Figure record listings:
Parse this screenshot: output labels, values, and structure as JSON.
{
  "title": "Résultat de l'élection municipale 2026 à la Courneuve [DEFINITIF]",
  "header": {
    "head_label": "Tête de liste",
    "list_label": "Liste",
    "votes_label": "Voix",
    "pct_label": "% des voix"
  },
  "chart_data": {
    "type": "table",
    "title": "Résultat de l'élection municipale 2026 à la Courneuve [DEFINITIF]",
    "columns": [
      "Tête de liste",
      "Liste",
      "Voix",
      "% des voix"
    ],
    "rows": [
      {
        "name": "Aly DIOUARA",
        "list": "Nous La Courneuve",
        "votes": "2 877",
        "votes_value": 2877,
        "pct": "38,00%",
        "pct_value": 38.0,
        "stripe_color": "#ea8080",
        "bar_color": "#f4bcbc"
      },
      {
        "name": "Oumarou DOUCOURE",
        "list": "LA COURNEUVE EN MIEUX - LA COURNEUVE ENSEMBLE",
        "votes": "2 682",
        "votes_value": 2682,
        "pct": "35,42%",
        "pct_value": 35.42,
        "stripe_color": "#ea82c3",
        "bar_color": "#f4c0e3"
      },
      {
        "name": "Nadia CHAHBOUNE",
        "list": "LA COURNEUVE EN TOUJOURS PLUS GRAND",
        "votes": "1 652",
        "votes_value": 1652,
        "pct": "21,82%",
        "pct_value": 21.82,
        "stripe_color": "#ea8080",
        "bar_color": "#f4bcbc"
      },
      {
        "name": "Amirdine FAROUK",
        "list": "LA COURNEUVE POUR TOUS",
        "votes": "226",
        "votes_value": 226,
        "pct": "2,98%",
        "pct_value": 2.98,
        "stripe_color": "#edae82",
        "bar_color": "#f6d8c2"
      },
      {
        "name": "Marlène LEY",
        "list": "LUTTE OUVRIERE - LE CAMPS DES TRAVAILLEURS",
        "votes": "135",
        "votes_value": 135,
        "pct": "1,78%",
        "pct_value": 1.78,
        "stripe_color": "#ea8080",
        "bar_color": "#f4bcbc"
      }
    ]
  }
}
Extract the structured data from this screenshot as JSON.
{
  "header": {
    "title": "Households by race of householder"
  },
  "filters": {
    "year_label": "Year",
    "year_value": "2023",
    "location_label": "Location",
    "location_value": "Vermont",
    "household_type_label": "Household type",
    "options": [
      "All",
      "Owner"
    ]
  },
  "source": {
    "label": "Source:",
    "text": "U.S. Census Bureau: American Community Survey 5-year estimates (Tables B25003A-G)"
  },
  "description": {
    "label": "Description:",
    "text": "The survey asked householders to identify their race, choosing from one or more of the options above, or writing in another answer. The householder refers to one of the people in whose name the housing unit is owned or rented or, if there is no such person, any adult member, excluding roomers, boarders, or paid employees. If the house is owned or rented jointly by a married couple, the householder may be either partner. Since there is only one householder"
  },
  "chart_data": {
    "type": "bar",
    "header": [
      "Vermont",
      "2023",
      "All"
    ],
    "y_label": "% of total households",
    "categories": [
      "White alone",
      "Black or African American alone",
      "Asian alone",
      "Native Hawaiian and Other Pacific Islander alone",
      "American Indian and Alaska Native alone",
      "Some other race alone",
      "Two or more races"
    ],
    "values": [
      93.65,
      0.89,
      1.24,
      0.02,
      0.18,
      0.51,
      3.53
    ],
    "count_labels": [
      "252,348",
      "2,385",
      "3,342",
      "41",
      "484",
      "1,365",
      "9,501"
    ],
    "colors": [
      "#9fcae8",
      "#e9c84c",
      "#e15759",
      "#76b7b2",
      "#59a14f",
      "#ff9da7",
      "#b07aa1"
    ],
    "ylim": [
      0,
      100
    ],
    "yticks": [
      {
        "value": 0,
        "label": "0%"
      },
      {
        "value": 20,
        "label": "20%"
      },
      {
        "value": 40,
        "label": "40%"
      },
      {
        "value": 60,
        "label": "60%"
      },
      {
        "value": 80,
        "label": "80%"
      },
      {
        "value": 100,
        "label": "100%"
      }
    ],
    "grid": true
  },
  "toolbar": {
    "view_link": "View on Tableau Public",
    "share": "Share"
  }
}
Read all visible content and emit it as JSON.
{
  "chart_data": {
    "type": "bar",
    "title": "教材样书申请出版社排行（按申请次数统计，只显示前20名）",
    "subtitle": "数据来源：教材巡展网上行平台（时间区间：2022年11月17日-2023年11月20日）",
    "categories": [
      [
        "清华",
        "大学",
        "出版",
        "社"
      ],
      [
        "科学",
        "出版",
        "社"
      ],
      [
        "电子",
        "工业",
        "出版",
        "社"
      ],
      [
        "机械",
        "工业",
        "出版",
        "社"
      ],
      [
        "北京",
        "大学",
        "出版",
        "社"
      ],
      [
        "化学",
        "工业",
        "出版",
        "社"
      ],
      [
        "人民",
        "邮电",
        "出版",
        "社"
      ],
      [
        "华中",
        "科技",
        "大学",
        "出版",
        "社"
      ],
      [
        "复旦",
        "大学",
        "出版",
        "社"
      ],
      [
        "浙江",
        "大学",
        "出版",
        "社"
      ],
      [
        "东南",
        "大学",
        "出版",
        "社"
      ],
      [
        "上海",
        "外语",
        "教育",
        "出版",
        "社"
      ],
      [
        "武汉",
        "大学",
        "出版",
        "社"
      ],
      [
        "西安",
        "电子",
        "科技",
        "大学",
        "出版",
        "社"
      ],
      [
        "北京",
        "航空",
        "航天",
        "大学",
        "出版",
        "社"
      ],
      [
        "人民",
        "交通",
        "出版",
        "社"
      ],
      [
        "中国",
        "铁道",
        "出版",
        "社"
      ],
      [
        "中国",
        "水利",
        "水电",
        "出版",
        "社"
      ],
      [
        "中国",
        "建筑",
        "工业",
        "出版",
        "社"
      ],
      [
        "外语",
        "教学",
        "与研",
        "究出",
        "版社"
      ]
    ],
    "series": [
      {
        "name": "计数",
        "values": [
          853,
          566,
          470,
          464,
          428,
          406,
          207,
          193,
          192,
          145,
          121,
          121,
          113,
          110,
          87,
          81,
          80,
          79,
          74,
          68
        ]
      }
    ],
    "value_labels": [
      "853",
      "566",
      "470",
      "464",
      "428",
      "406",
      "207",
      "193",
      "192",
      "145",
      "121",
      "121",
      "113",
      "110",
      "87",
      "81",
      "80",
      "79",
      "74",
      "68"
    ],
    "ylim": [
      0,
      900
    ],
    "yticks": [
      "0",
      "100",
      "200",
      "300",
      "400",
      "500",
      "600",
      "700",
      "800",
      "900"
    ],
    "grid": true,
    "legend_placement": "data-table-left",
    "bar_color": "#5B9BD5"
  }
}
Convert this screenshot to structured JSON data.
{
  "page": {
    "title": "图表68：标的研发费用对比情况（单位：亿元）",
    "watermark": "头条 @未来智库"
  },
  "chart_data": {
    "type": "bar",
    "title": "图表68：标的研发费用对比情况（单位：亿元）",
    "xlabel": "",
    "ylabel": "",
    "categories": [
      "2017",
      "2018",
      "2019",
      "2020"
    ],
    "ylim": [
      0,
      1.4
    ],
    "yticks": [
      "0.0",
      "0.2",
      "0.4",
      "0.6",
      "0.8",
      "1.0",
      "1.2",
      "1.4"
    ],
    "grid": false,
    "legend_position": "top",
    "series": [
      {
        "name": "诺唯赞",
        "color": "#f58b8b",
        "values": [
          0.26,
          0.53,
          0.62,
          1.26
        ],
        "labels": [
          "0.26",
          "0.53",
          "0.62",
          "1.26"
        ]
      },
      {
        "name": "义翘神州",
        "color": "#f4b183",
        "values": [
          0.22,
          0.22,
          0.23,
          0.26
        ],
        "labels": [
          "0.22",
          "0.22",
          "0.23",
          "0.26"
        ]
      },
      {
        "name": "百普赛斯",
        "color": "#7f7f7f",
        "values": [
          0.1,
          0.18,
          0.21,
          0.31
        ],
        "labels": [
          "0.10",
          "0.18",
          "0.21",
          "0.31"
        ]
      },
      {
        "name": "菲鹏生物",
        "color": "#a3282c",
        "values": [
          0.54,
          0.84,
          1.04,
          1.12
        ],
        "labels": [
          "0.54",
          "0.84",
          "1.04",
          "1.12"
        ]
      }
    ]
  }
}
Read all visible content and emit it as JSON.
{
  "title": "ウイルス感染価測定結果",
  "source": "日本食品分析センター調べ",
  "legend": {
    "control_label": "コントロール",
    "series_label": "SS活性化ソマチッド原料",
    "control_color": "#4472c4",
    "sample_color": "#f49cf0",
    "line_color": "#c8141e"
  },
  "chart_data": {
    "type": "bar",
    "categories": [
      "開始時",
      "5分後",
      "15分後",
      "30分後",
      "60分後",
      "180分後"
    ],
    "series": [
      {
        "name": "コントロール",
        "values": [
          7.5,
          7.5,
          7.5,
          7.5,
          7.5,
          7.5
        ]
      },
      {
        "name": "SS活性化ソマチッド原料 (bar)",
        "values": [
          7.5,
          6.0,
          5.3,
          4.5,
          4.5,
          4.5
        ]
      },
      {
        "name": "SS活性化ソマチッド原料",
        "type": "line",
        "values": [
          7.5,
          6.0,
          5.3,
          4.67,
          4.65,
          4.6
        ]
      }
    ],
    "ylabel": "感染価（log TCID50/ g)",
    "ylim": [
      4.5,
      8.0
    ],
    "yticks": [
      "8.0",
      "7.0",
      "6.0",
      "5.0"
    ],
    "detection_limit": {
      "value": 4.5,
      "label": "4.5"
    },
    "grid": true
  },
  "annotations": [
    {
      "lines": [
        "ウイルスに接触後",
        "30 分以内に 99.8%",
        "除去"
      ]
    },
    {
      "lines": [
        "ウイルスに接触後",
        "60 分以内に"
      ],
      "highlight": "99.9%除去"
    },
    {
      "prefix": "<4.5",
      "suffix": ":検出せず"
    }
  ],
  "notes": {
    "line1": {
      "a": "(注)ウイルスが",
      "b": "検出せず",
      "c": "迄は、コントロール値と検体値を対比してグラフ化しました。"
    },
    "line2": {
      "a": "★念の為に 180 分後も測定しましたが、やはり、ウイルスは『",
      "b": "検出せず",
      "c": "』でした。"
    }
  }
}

- What you need to do:
Select and copy every line of the listing with the word "American".

- Response to the exercise:
    "text": "U.S. Census Bureau: American Community Survey 5-year estimates (Tables B25003A-G)"
      "Black or African American alone",
      "American Indian and Alaska Native alone",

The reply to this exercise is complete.